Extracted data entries
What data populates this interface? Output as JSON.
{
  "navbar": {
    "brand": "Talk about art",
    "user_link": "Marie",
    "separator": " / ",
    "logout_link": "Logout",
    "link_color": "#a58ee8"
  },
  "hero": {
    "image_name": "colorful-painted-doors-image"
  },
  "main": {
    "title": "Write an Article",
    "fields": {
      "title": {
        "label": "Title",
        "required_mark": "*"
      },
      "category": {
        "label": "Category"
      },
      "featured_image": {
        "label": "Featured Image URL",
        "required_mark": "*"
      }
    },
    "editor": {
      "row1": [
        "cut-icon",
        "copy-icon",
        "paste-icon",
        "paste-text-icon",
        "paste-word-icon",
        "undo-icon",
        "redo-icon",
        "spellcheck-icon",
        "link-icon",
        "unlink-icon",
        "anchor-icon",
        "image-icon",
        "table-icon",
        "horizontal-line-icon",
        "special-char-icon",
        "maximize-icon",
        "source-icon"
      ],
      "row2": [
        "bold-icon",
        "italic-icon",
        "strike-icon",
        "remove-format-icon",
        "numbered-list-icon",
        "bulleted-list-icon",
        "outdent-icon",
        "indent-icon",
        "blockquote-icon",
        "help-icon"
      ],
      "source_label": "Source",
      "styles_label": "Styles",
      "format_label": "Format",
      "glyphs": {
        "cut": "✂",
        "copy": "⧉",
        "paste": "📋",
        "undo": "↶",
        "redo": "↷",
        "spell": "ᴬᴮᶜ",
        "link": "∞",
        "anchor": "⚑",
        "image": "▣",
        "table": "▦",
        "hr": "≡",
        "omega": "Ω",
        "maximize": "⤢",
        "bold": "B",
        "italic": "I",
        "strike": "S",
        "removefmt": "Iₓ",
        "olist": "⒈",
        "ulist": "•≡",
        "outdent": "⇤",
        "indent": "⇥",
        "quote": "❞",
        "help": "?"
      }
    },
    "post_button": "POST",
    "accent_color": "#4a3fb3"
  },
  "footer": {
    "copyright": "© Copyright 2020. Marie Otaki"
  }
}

• **Goal**
Take the data above and return it exactly.

• **Full output**
What data populates this interface? Output as JSON.
{
  "navbar": {
    "brand": "Talk about art",
    "user_link": "Marie",
    "separator": " / ",
    "logout_link": "Logout",
    "link_color": "#a58ee8"
  },
  "hero": {
    "image_name": "colorful-painted-doors-image"
  },
  "main": {
    "title": "Write an Article",
    "fields": {
      "title": {
        "label": "Title",
        "required_mark": "*"
      },
      "category": {
        "label": "Category"
      },
      "featured_image": {
        "label": "Featured Image URL",
        "required_mark": "*"
      }
    },
    "editor": {
      "row1": [
        "cut-icon",
        "copy-icon",
        "paste-icon",
        "paste-text-icon",
        "paste-word-icon",
        "undo-icon",
        "redo-icon",
        "spellcheck-icon",
        "link-icon",
        "unlink-icon",
        "anchor-icon",
        "image-icon",
        "table-icon",
        "horizontal-line-icon",
        "special-char-icon",
        "maximize-icon",
        "source-icon"
      ],
      "row2": [
        "bold-icon",
        "italic-icon",
        "strike-icon",
        "remove-format-icon",
        "numbered-list-icon",
        "bulleted-list-icon",
        "outdent-icon",
        "indent-icon",
        "blockquote-icon",
        "help-icon"
      ],
      "source_label": "Source",
      "styles_label": "Styles",
      "format_label": "Format",
      "glyphs": {
        "cut": "✂",
        "copy": "⧉",
        "paste": "📋",
        "undo": "↶",
        "redo": "↷",
        "spell": "ᴬᴮᶜ",
        "link": "∞",
        "anchor": "⚑",
        "image": "▣",
        "table": "▦",
        "hr": "≡",
        "omega": "Ω",
        "maximize": "⤢",
        "bold": "B",
        "italic": "I",
        "strike": "S",
        "removefmt": "Iₓ",
        "olist": "⒈",
        "ulist": "•≡",
        "outdent": "⇤",
        "indent": "⇥",
        "quote": "❞",
        "help": "?"
      }
    },
    "post_button": "POST",
    "accent_color": "#4a3fb3"
  },
  "footer": {
    "copyright": "© Copyright 2020. Marie Otaki"
  }
}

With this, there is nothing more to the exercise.